## Start RECORDS SHOWN
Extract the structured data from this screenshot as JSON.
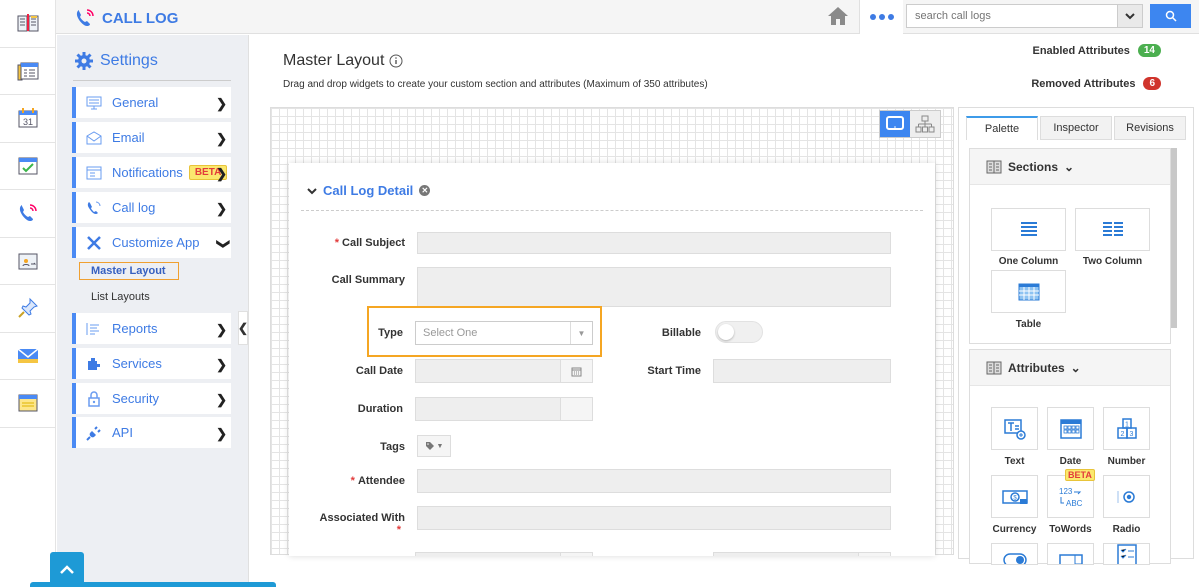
{
  "app": {
    "title": "CALL LOG"
  },
  "rail": {
    "icons": [
      "book-icon",
      "contacts-icon",
      "calendar-icon",
      "task-icon",
      "call-log-icon",
      "folder-user-icon",
      "pin-icon",
      "mail-icon",
      "notes-icon"
    ],
    "calendar_day": "31"
  },
  "topbar": {
    "search_placeholder": "search call logs"
  },
  "sidebar": {
    "heading": "Settings",
    "items": [
      {
        "label": "General",
        "icon": "monitor-icon"
      },
      {
        "label": "Email",
        "icon": "envelope-icon"
      },
      {
        "label": "Notifications",
        "icon": "notification-icon",
        "badge": "BETA"
      },
      {
        "label": "Call log",
        "icon": "phone-icon"
      },
      {
        "label": "Customize App",
        "icon": "tools-icon",
        "expanded": true
      },
      {
        "label": "Reports",
        "icon": "reports-icon"
      },
      {
        "label": "Services",
        "icon": "puzzle-icon"
      },
      {
        "label": "Security",
        "icon": "lock-icon"
      },
      {
        "label": "API",
        "icon": "plug-icon"
      }
    ],
    "subitems": [
      {
        "label": "Master Layout",
        "active": true
      },
      {
        "label": "List Layouts",
        "active": false
      }
    ]
  },
  "main": {
    "title": "Master Layout",
    "description": "Drag and drop widgets to create your custom section and attributes (Maximum of 350 attributes)",
    "enabled_label": "Enabled Attributes",
    "enabled_count": "14",
    "removed_label": "Removed Attributes",
    "removed_count": "6",
    "colors": {
      "enabled": "#4caf50",
      "removed": "#d0342c",
      "accent": "#3e7be4",
      "highlight": "#f5a623"
    }
  },
  "form": {
    "section_title": "Call Log Detail",
    "fields": {
      "call_subject": "Call Subject",
      "call_summary": "Call Summary",
      "type": "Type",
      "type_placeholder": "Select One",
      "billable": "Billable",
      "billable_on": false,
      "call_date": "Call Date",
      "start_time": "Start Time",
      "duration": "Duration",
      "tags": "Tags",
      "attendee": "Attendee",
      "associated_with": "Associated With"
    },
    "required_mark": "*"
  },
  "palette": {
    "tabs": [
      "Palette",
      "Inspector",
      "Revisions"
    ],
    "active_tab": "Palette",
    "sections_title": "Sections",
    "sections": [
      "One Column",
      "Two Column",
      "Table"
    ],
    "attributes_title": "Attributes",
    "attributes": [
      "Text",
      "Date",
      "Number",
      "Currency",
      "ToWords",
      "Radio"
    ],
    "towords_badge": "BETA"
  }
}
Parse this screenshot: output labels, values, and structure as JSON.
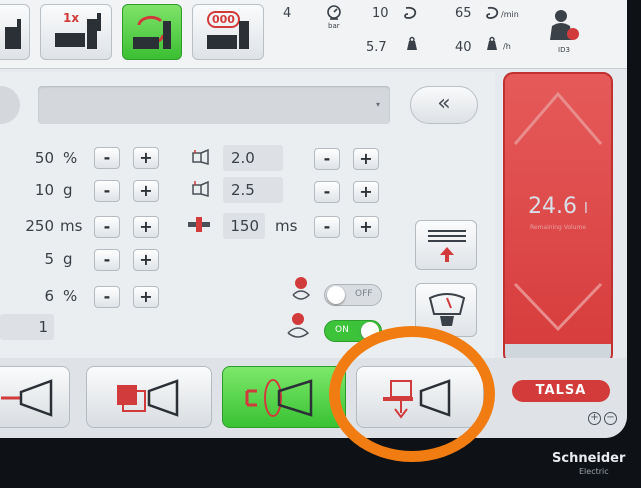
## End RECORDS SHOWN
DIRECTIVE - Look for lines containing the string "Master" and copy them all.

FINISHED EXERCISE -
        "label": "Master Layout",
    "title": "Master Layout",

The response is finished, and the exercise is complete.